[TASK STATEMENT]: Read the listing below and copy out every line that holds "this".

-------- PROVIDED DATA --------

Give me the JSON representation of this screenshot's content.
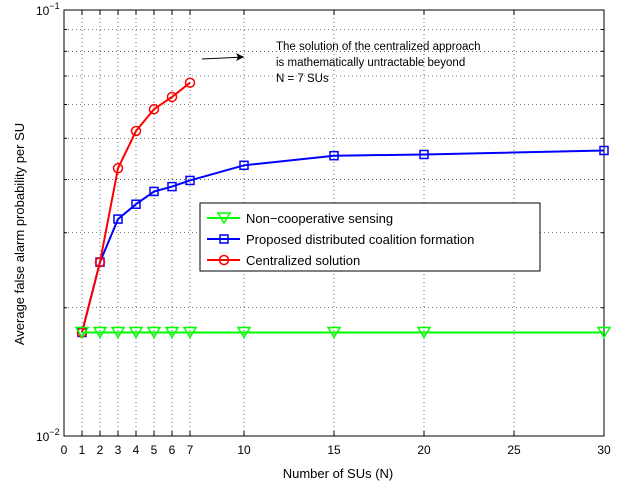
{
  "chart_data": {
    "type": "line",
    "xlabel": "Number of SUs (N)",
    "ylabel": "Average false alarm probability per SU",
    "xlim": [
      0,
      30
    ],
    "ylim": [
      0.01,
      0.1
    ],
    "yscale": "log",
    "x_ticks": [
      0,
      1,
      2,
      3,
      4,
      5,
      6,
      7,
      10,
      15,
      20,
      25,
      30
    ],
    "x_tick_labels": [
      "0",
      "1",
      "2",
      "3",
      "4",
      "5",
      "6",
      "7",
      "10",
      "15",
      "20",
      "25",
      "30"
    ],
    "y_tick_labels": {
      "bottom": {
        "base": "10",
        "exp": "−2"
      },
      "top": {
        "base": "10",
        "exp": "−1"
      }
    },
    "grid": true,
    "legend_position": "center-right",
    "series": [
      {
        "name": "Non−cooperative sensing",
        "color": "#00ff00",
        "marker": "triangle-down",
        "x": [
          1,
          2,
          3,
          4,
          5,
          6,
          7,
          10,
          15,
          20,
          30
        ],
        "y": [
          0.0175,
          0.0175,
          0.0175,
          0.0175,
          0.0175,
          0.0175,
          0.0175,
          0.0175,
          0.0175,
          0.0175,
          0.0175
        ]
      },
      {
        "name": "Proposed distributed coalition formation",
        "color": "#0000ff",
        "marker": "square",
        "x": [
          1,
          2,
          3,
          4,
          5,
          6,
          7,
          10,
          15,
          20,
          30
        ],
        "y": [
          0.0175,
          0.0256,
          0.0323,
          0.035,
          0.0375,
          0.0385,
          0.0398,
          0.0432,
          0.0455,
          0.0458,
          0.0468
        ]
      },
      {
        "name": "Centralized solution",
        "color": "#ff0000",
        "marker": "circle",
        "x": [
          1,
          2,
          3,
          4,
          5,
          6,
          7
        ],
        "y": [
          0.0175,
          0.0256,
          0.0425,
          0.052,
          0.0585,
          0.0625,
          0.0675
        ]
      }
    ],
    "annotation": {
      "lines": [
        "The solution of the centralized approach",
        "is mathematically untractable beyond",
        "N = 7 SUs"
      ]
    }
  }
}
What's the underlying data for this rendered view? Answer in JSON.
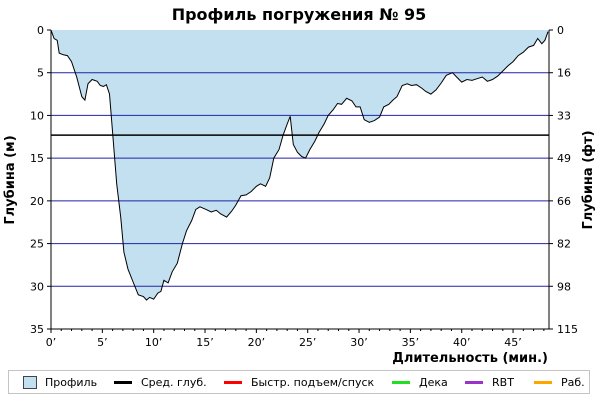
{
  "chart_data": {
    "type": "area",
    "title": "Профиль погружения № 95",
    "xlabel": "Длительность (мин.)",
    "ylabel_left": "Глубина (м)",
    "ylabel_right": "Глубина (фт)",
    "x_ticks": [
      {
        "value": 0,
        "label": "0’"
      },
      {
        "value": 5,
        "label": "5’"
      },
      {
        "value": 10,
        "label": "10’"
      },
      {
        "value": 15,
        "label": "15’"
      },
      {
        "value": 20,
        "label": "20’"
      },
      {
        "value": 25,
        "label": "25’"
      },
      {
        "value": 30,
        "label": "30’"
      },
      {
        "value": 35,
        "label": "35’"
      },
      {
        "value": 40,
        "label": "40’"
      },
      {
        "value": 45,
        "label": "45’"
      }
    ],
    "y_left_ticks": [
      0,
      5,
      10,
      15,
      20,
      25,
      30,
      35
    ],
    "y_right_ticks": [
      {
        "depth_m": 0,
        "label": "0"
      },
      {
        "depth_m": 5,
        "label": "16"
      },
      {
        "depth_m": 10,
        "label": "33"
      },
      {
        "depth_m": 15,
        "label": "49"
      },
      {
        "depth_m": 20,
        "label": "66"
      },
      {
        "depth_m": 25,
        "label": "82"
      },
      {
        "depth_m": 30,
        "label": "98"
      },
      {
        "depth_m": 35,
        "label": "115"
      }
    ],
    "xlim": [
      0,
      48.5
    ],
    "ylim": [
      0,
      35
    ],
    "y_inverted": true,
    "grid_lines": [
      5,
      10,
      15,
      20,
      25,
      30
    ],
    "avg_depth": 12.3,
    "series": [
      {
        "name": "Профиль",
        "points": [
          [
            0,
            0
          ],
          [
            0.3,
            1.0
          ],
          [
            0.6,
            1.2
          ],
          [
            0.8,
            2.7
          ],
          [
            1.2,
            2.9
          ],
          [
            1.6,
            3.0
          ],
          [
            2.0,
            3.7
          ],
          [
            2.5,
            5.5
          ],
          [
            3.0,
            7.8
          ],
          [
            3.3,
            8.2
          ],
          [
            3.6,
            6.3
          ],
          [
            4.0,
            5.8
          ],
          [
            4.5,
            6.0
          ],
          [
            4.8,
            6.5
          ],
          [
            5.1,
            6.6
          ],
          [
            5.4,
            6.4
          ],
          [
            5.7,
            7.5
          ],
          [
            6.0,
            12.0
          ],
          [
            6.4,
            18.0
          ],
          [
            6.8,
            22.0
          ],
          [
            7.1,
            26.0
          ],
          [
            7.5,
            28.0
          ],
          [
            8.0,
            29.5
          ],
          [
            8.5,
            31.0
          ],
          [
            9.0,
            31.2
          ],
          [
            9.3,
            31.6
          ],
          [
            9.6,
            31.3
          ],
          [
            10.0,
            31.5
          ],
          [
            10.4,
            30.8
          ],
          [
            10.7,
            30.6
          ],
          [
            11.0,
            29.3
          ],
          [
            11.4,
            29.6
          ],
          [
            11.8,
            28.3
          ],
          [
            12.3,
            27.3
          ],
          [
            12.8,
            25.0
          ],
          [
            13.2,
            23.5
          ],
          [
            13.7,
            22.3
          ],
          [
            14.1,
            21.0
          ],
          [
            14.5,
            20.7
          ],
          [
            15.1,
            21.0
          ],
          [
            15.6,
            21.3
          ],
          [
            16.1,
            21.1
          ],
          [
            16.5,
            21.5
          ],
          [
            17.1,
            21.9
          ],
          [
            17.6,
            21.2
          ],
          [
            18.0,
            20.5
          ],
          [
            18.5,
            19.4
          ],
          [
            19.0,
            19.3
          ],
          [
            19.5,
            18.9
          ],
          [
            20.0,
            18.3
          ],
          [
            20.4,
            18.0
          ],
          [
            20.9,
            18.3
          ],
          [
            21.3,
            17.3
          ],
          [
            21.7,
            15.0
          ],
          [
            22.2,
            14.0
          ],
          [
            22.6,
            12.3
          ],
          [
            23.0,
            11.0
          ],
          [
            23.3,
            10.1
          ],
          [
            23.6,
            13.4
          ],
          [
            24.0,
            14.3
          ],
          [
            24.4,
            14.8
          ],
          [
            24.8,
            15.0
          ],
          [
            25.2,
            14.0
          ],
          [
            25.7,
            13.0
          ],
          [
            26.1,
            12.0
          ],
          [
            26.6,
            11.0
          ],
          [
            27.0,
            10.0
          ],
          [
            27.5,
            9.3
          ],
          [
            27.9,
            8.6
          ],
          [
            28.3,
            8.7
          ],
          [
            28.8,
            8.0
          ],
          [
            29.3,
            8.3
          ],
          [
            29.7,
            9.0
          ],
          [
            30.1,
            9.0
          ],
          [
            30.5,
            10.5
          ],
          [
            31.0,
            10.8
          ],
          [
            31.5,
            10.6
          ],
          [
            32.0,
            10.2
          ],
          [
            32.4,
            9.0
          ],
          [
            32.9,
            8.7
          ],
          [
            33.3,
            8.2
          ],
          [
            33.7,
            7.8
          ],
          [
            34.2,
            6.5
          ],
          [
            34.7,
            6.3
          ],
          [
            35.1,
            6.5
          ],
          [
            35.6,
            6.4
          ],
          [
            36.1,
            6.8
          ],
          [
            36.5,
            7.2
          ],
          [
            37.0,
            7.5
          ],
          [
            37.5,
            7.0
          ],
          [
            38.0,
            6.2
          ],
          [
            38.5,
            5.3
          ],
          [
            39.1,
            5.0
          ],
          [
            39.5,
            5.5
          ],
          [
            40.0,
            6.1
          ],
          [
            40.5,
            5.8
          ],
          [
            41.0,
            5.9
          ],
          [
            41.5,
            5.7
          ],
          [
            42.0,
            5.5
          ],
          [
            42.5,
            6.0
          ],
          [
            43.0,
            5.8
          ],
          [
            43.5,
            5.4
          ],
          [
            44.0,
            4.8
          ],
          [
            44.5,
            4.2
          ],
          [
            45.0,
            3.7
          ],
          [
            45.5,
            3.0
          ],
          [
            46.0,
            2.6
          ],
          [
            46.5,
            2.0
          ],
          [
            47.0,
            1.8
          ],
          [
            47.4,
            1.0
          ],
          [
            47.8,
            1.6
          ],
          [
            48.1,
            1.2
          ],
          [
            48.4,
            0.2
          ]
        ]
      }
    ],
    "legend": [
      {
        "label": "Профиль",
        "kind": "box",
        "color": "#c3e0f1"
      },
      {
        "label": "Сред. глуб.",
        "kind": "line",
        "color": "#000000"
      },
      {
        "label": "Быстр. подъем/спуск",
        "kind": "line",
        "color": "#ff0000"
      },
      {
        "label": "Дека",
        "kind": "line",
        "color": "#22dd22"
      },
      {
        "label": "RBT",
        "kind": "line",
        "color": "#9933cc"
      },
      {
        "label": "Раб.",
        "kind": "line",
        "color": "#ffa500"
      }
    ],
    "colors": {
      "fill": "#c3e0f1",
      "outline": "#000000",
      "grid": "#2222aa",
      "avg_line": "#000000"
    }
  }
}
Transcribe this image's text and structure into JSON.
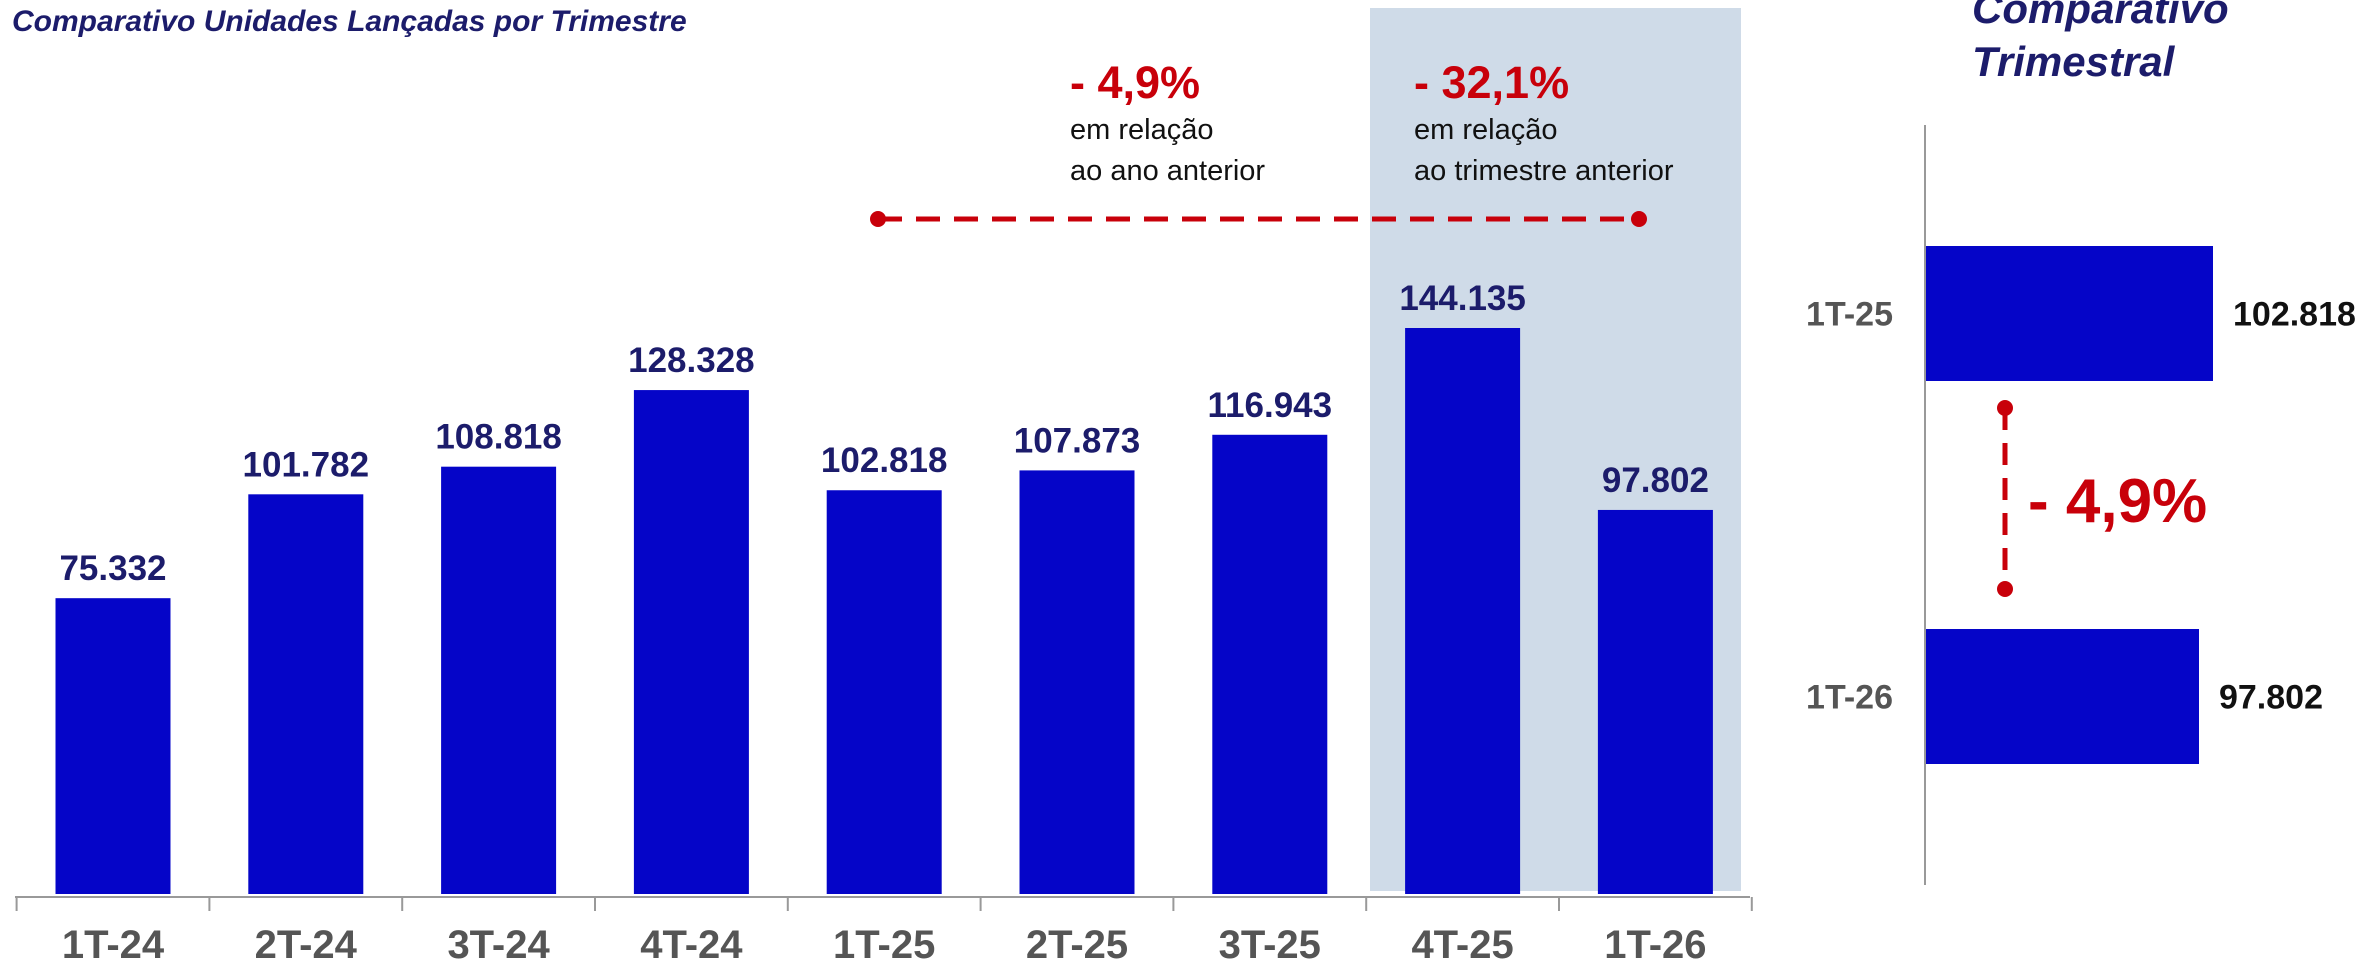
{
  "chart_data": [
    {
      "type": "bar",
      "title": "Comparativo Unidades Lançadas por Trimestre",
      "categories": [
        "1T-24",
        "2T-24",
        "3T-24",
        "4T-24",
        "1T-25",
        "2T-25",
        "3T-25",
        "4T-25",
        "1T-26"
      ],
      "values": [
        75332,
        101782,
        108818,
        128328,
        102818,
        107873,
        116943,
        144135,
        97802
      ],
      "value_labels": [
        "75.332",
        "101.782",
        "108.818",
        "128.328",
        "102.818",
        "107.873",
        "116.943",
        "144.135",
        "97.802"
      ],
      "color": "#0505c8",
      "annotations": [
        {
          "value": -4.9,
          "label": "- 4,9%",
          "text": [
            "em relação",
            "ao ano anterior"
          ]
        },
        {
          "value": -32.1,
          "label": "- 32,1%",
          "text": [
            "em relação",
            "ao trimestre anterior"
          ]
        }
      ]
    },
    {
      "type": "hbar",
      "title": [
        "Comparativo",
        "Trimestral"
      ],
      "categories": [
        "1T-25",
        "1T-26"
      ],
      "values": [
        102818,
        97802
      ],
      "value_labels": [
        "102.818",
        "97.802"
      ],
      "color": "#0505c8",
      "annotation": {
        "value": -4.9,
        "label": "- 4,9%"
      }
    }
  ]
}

--------

[ANSWER TO THE PROBLEM]:
Give me the JSON representation of this screenshot's content.
What's the underlying data for this rendered view? Answer in JSON.
Transcribe this image's text and structure into JSON.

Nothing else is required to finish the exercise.